---------- Dataset excerpts

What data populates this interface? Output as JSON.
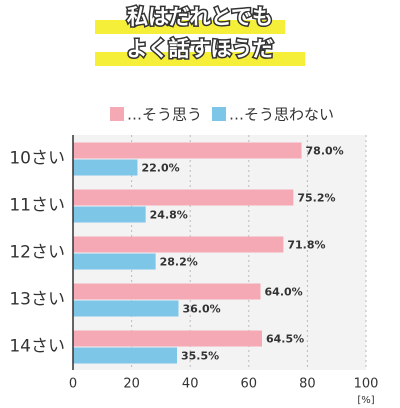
{
  "chart_data": {
    "type": "bar",
    "orientation": "horizontal",
    "title": [
      "私はだれとでも",
      "よく話すほうだ"
    ],
    "categories": [
      "10さい",
      "11さい",
      "12さい",
      "13さい",
      "14さい"
    ],
    "series": [
      {
        "name": "…そう思う",
        "color": "#f4a9b5",
        "values": [
          78.0,
          75.2,
          71.8,
          64.0,
          64.5
        ],
        "value_labels": [
          "78.0%",
          "75.2%",
          "71.8%",
          "64.0%",
          "64.5%"
        ]
      },
      {
        "name": "…そう思わない",
        "color": "#7dc6e8",
        "values": [
          22.0,
          24.8,
          28.2,
          36.0,
          35.5
        ],
        "value_labels": [
          "22.0%",
          "24.8%",
          "28.2%",
          "36.0%",
          "35.5%"
        ]
      }
    ],
    "xlim": [
      0,
      100
    ],
    "xticks": [
      0,
      20,
      40,
      60,
      80,
      100
    ],
    "x_unit": "[%]",
    "grid": true,
    "legend": "top"
  }
}
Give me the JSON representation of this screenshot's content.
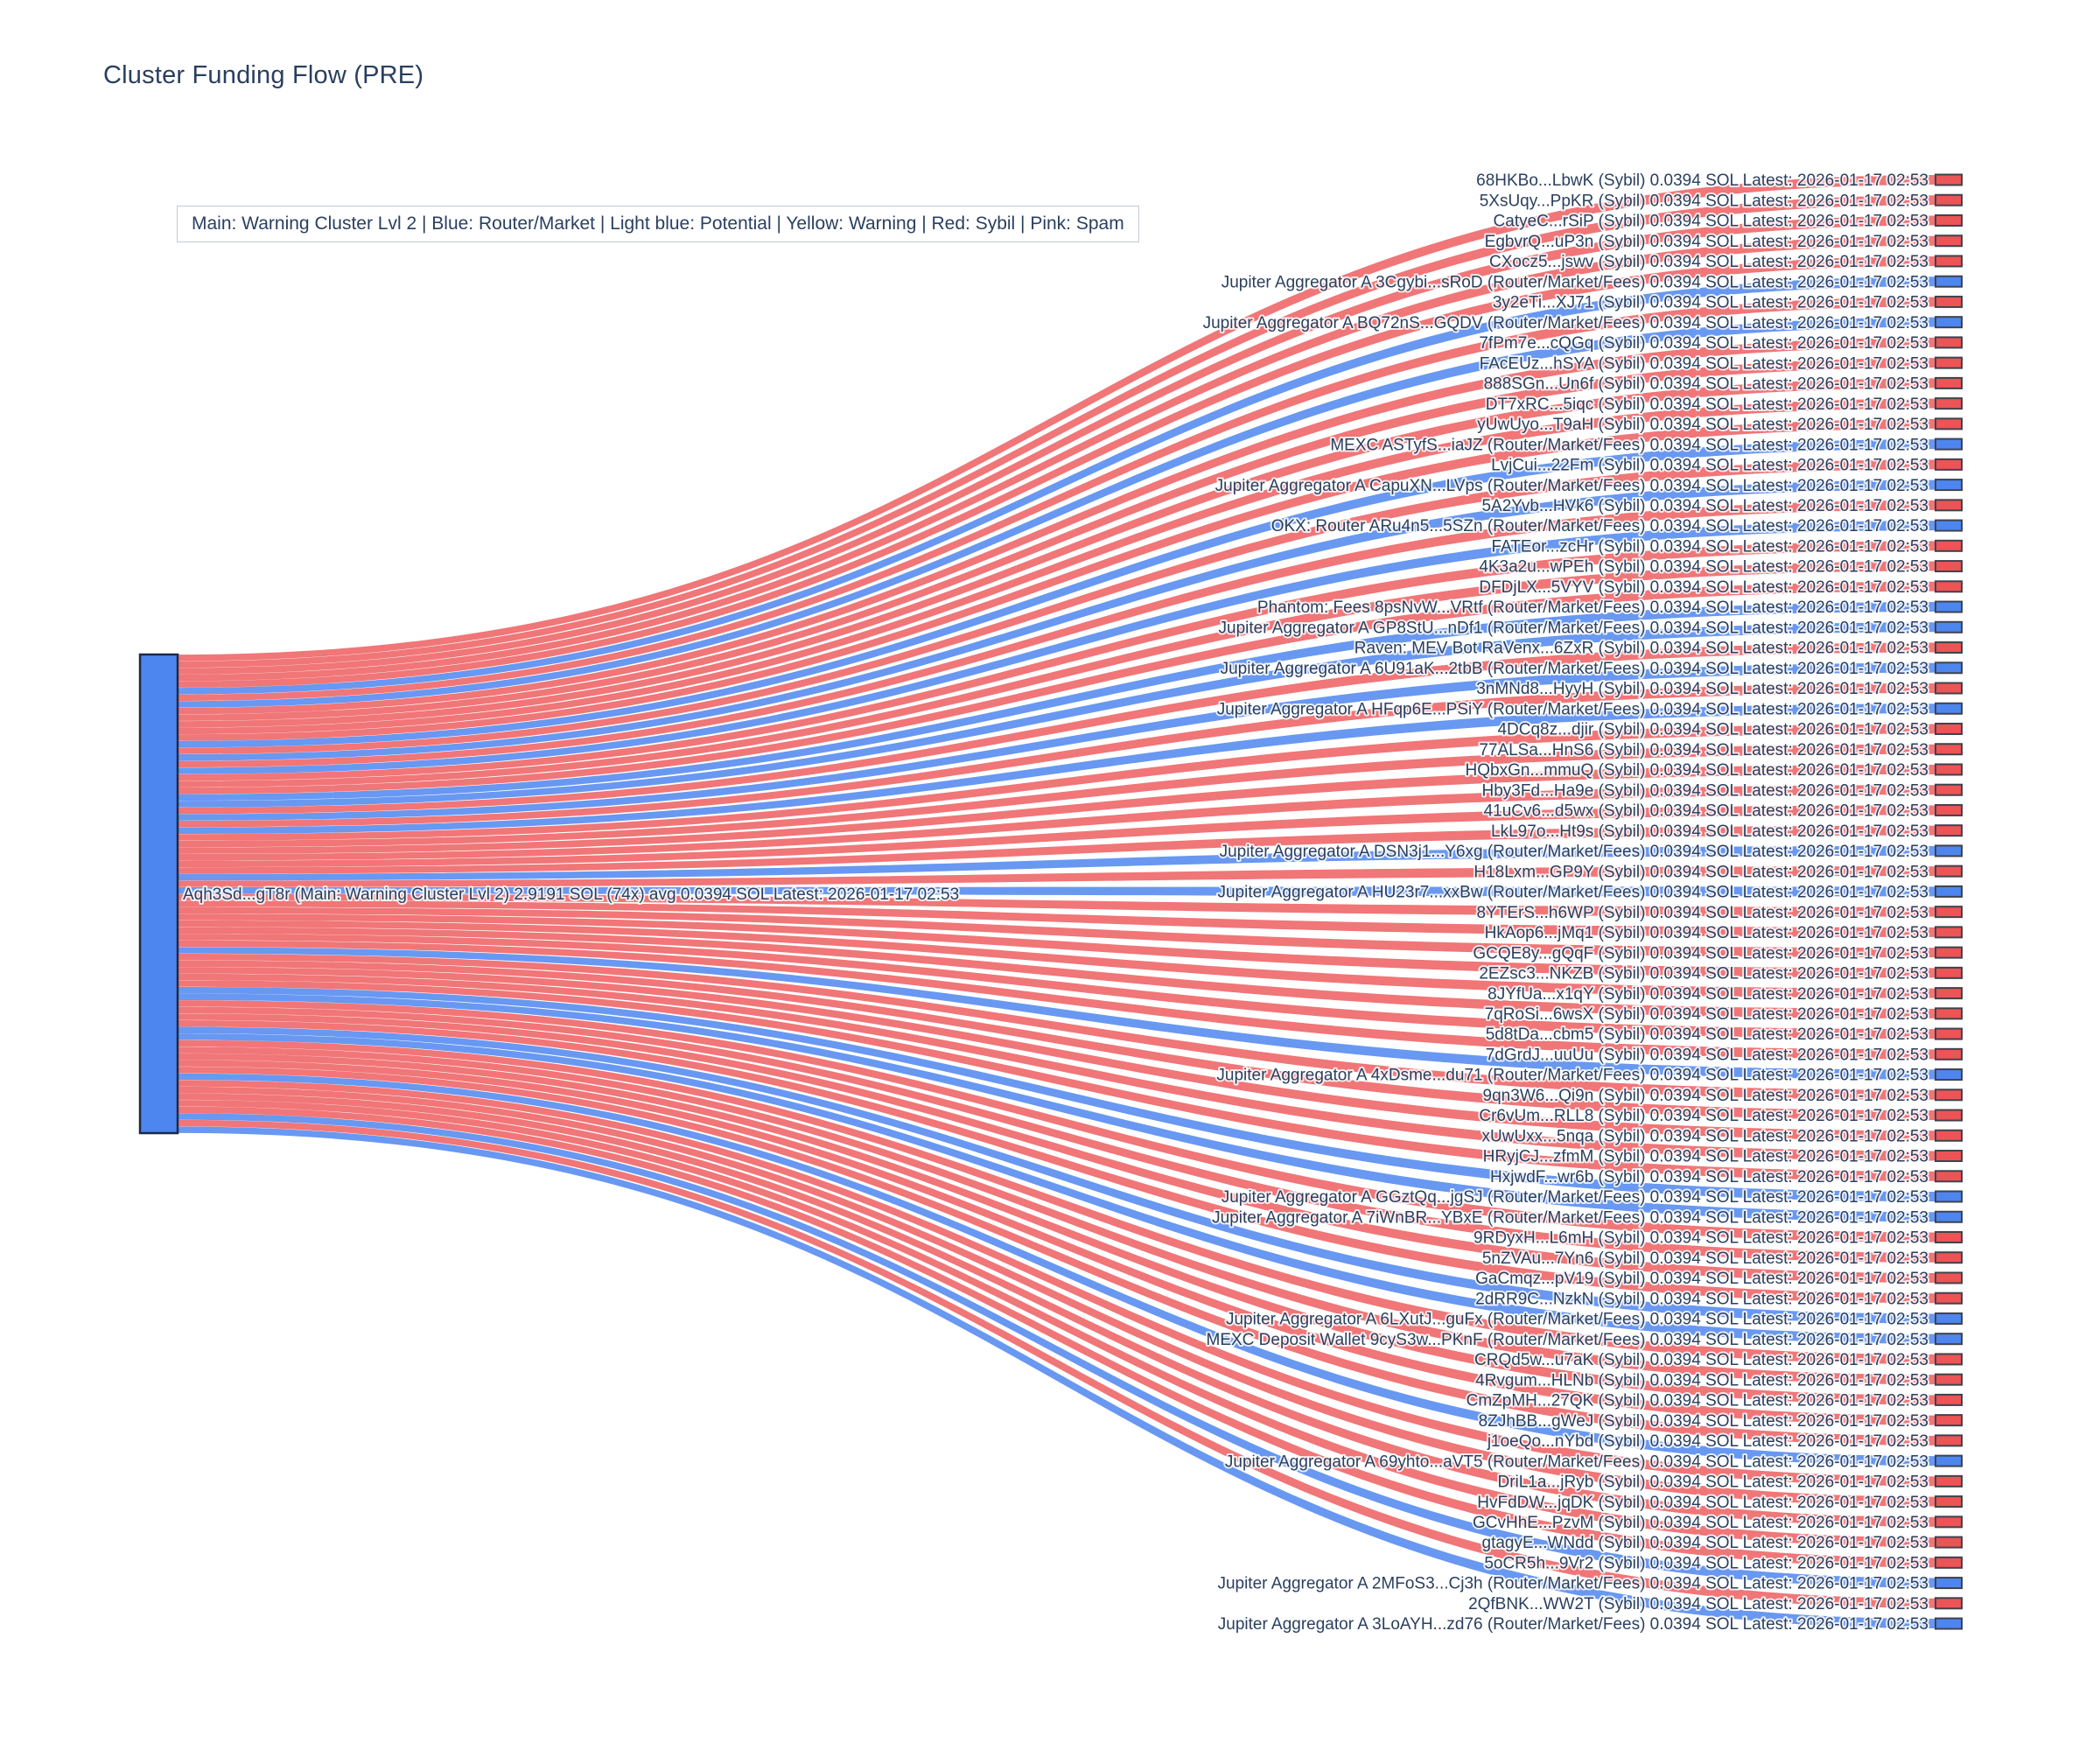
{
  "page_title": "Cluster Funding Flow (PRE)",
  "legend": {
    "text": "Main: Warning Cluster Lvl 2  |  Blue: Router/Market | Light blue: Potential | Yellow: Warning | Red: Sybil | Pink: Spam"
  },
  "chart_data": {
    "type": "sankey",
    "title": "Cluster Funding Flow (PRE)",
    "legend_position": "top",
    "per_link_sol": "0.0394",
    "latest": "2026-01-17 02:53",
    "colors": {
      "sybil": "#ec5456",
      "router": "#4d86ee",
      "node_border": "#1c2a45",
      "bar_border": "#3f434c",
      "label_text": "#2a3f5f"
    },
    "source_node": {
      "name": "Aqh3Sd...gT8r",
      "category": "Main: Warning Cluster Lvl 2",
      "total_sol": "2.9191",
      "tx_count": "74x",
      "avg_sol": "0.0394",
      "latest": "2026-01-17 02:53",
      "color": "#4d86ee"
    },
    "targets": [
      {
        "name": "68HKBo...LbwK",
        "category": "Sybil"
      },
      {
        "name": "5XsUqy...PpKR",
        "category": "Sybil"
      },
      {
        "name": "CatyeC...rSiP",
        "category": "Sybil"
      },
      {
        "name": "EgbvrQ...uP3n",
        "category": "Sybil"
      },
      {
        "name": "CXocz5...jswv",
        "category": "Sybil"
      },
      {
        "name": "Jupiter Aggregator A 3Cgybi...sRoD",
        "category": "Router/Market/Fees"
      },
      {
        "name": "3y2eTi...XJ71",
        "category": "Sybil"
      },
      {
        "name": "Jupiter Aggregator A BQ72nS...GQDV",
        "category": "Router/Market/Fees"
      },
      {
        "name": "7fPm7e...cQGq",
        "category": "Sybil"
      },
      {
        "name": "FAcEUz...hSYA",
        "category": "Sybil"
      },
      {
        "name": "888SGn...Un6f",
        "category": "Sybil"
      },
      {
        "name": "DT7xRC...5iqc",
        "category": "Sybil"
      },
      {
        "name": "yUwUyo...T9aH",
        "category": "Sybil"
      },
      {
        "name": "MEXC ASTyfS...iaJZ",
        "category": "Router/Market/Fees"
      },
      {
        "name": "LvjCui...22Fm",
        "category": "Sybil"
      },
      {
        "name": "Jupiter Aggregator A CapuXN...LVps",
        "category": "Router/Market/Fees"
      },
      {
        "name": "5A2Yvb...HVk6",
        "category": "Sybil"
      },
      {
        "name": "OKX: Router ARu4n5...5SZn",
        "category": "Router/Market/Fees"
      },
      {
        "name": "FATEor...zcHr",
        "category": "Sybil"
      },
      {
        "name": "4K3a2u...wPEh",
        "category": "Sybil"
      },
      {
        "name": "DFDjLX...5VYV",
        "category": "Sybil"
      },
      {
        "name": "Phantom: Fees 8psNvW...VRtf",
        "category": "Router/Market/Fees"
      },
      {
        "name": "Jupiter Aggregator A GP8StU...nDf1",
        "category": "Router/Market/Fees"
      },
      {
        "name": "Raven: MEV Bot RaVenx...6ZxR",
        "category": "Sybil"
      },
      {
        "name": "Jupiter Aggregator A 6U91aK...2tbB",
        "category": "Router/Market/Fees"
      },
      {
        "name": "3nMNd8...HyyH",
        "category": "Sybil"
      },
      {
        "name": "Jupiter Aggregator A HFqp6E...PSiY",
        "category": "Router/Market/Fees"
      },
      {
        "name": "4DCq8z...djir",
        "category": "Sybil"
      },
      {
        "name": "77ALSa...HnS6",
        "category": "Sybil"
      },
      {
        "name": "HQbxGn...mmuQ",
        "category": "Sybil"
      },
      {
        "name": "Hby3Fd...Ha9e",
        "category": "Sybil"
      },
      {
        "name": "41uCv6...d5wx",
        "category": "Sybil"
      },
      {
        "name": "LkL97o...Ht9s",
        "category": "Sybil"
      },
      {
        "name": "Jupiter Aggregator A DSN3j1...Y6xg",
        "category": "Router/Market/Fees"
      },
      {
        "name": "H18Lxm...GP9Y",
        "category": "Sybil"
      },
      {
        "name": "Jupiter Aggregator A HU23r7...xxBw",
        "category": "Router/Market/Fees"
      },
      {
        "name": "8YTErS...h6WP",
        "category": "Sybil"
      },
      {
        "name": "HkAop6...jMq1",
        "category": "Sybil"
      },
      {
        "name": "GCQE8y...gQqF",
        "category": "Sybil"
      },
      {
        "name": "2EZsc3...NKZB",
        "category": "Sybil"
      },
      {
        "name": "8JYfUa...x1qY",
        "category": "Sybil"
      },
      {
        "name": "7qRoSi...6wsX",
        "category": "Sybil"
      },
      {
        "name": "5d8tDa...cbm5",
        "category": "Sybil"
      },
      {
        "name": "7dGrdJ...uuUu",
        "category": "Sybil"
      },
      {
        "name": "Jupiter Aggregator A 4xDsme...du71",
        "category": "Router/Market/Fees"
      },
      {
        "name": "9qn3W6...Qi9n",
        "category": "Sybil"
      },
      {
        "name": "Cr6vUm...RLL8",
        "category": "Sybil"
      },
      {
        "name": "xUwUxx...5nqa",
        "category": "Sybil"
      },
      {
        "name": "HRyjCJ...zfmM",
        "category": "Sybil"
      },
      {
        "name": "HxjwdF...wr6b",
        "category": "Sybil"
      },
      {
        "name": "Jupiter Aggregator A GGztQq...jgSJ",
        "category": "Router/Market/Fees"
      },
      {
        "name": "Jupiter Aggregator A 7iWnBR...YBxE",
        "category": "Router/Market/Fees"
      },
      {
        "name": "9RDyxH...L6mH",
        "category": "Sybil"
      },
      {
        "name": "5nZVAu...7Yn6",
        "category": "Sybil"
      },
      {
        "name": "GaCmqz...pV19",
        "category": "Sybil"
      },
      {
        "name": "2dRR9C...NzkN",
        "category": "Sybil"
      },
      {
        "name": "Jupiter Aggregator A 6LXutJ...guFx",
        "category": "Router/Market/Fees"
      },
      {
        "name": "MEXC Deposit Wallet 9cyS3w...PKnF",
        "category": "Router/Market/Fees"
      },
      {
        "name": "CRQd5w...u7aK",
        "category": "Sybil"
      },
      {
        "name": "4Rvgum...HLNb",
        "category": "Sybil"
      },
      {
        "name": "CmZpMH...27QK",
        "category": "Sybil"
      },
      {
        "name": "8ZJhBB...gWeJ",
        "category": "Sybil"
      },
      {
        "name": "j1oeQo...nYbd",
        "category": "Sybil"
      },
      {
        "name": "Jupiter Aggregator A 69yhto...aVT5",
        "category": "Router/Market/Fees"
      },
      {
        "name": "DriL1a...jRyb",
        "category": "Sybil"
      },
      {
        "name": "HvFdDW...jqDK",
        "category": "Sybil"
      },
      {
        "name": "GCvHhE...PzvM",
        "category": "Sybil"
      },
      {
        "name": "gtagyE...WNdd",
        "category": "Sybil"
      },
      {
        "name": "5oCR5h...9Vr2",
        "category": "Sybil"
      },
      {
        "name": "Jupiter Aggregator A 2MFoS3...Cj3h",
        "category": "Router/Market/Fees"
      },
      {
        "name": "2QfBNK...WW2T",
        "category": "Sybil"
      },
      {
        "name": "Jupiter Aggregator A 3LoAYH...zd76",
        "category": "Router/Market/Fees"
      }
    ]
  }
}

--------------------

→ To be done: Copy every line of the material in which the word "MEXC" occurs.

→ Correct result:
        "name": "MEXC ASTyfS...iaJZ",
        "name": "MEXC Deposit Wallet 9cyS3w...PKnF",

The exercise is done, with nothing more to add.